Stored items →
----------

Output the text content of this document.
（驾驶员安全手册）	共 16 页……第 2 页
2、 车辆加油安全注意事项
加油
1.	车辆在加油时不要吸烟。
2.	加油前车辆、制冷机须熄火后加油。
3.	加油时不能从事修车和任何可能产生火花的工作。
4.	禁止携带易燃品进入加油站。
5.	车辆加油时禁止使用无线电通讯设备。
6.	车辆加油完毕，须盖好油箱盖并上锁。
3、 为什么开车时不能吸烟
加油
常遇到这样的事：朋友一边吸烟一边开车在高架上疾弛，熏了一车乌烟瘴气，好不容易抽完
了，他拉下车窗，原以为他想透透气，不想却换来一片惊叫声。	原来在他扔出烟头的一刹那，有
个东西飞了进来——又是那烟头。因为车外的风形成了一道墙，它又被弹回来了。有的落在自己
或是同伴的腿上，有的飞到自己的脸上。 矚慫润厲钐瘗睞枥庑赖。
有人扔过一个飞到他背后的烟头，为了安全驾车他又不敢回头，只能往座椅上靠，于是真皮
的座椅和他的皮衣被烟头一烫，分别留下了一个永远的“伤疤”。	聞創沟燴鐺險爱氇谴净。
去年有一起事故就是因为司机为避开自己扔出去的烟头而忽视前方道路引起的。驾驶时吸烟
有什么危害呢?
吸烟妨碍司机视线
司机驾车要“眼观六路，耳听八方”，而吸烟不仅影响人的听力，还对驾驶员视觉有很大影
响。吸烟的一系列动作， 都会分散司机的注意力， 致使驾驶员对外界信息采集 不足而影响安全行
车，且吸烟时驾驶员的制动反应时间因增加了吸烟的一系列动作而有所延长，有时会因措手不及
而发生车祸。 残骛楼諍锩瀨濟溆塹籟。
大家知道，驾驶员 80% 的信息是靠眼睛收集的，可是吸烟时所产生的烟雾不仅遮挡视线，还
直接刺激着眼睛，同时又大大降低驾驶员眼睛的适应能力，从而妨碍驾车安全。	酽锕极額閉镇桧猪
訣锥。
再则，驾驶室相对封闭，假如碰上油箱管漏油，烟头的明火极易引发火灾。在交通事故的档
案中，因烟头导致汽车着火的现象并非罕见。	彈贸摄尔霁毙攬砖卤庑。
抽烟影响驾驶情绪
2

----------

Brief →
Please give back all of the records exactly as written.

Task answer →
Output the text content of this document.
（驾驶员安全手册）	共 16 页……第 2 页
2、 车辆加油安全注意事项
加油
1.	车辆在加油时不要吸烟。
2.	加油前车辆、制冷机须熄火后加油。
3.	加油时不能从事修车和任何可能产生火花的工作。
4.	禁止携带易燃品进入加油站。
5.	车辆加油时禁止使用无线电通讯设备。
6.	车辆加油完毕，须盖好油箱盖并上锁。
3、 为什么开车时不能吸烟
加油
常遇到这样的事：朋友一边吸烟一边开车在高架上疾弛，熏了一车乌烟瘴气，好不容易抽完
了，他拉下车窗，原以为他想透透气，不想却换来一片惊叫声。	原来在他扔出烟头的一刹那，有
个东西飞了进来——又是那烟头。因为车外的风形成了一道墙，它又被弹回来了。有的落在自己
或是同伴的腿上，有的飞到自己的脸上。 矚慫润厲钐瘗睞枥庑赖。
有人扔过一个飞到他背后的烟头，为了安全驾车他又不敢回头，只能往座椅上靠，于是真皮
的座椅和他的皮衣被烟头一烫，分别留下了一个永远的“伤疤”。	聞創沟燴鐺險爱氇谴净。
去年有一起事故就是因为司机为避开自己扔出去的烟头而忽视前方道路引起的。驾驶时吸烟
有什么危害呢?
吸烟妨碍司机视线
司机驾车要“眼观六路，耳听八方”，而吸烟不仅影响人的听力，还对驾驶员视觉有很大影
响。吸烟的一系列动作， 都会分散司机的注意力， 致使驾驶员对外界信息采集 不足而影响安全行
车，且吸烟时驾驶员的制动反应时间因增加了吸烟的一系列动作而有所延长，有时会因措手不及
而发生车祸。 残骛楼諍锩瀨濟溆塹籟。
大家知道，驾驶员 80% 的信息是靠眼睛收集的，可是吸烟时所产生的烟雾不仅遮挡视线，还
直接刺激着眼睛，同时又大大降低驾驶员眼睛的适应能力，从而妨碍驾车安全。	酽锕极額閉镇桧猪
訣锥。
再则，驾驶室相对封闭，假如碰上油箱管漏油，烟头的明火极易引发火灾。在交通事故的档
案中，因烟头导致汽车着火的现象并非罕见。	彈贸摄尔霁毙攬砖卤庑。
抽烟影响驾驶情绪
2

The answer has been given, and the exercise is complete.